** START AVAILABLE RECORDS **
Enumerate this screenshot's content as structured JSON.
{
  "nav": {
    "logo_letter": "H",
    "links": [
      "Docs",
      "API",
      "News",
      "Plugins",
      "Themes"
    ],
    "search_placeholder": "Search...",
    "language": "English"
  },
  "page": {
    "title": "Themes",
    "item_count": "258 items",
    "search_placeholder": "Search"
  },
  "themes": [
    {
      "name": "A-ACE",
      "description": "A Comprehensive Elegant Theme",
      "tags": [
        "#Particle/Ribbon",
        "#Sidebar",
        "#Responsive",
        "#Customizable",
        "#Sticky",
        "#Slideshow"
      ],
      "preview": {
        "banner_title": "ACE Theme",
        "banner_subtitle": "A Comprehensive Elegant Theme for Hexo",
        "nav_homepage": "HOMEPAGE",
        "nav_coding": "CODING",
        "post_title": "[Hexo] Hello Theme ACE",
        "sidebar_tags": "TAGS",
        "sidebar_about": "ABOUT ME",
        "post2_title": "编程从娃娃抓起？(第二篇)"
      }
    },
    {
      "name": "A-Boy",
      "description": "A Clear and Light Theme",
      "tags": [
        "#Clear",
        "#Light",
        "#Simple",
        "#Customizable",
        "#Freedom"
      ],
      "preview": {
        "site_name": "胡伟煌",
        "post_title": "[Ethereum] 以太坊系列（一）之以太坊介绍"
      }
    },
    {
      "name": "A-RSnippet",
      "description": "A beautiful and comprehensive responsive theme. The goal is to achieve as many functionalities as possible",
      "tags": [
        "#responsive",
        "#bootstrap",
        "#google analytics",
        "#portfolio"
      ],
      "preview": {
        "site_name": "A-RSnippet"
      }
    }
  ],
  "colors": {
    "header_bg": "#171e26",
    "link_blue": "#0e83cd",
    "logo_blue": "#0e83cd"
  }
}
** END AVAILABLE RECORDS **
GIVEN INSTRUCTION:
Each line in the listing above that contains "Search" should be copied.

SOLVED PROBLEM:
    "search_placeholder": "Search...",
    "search_placeholder": "Search"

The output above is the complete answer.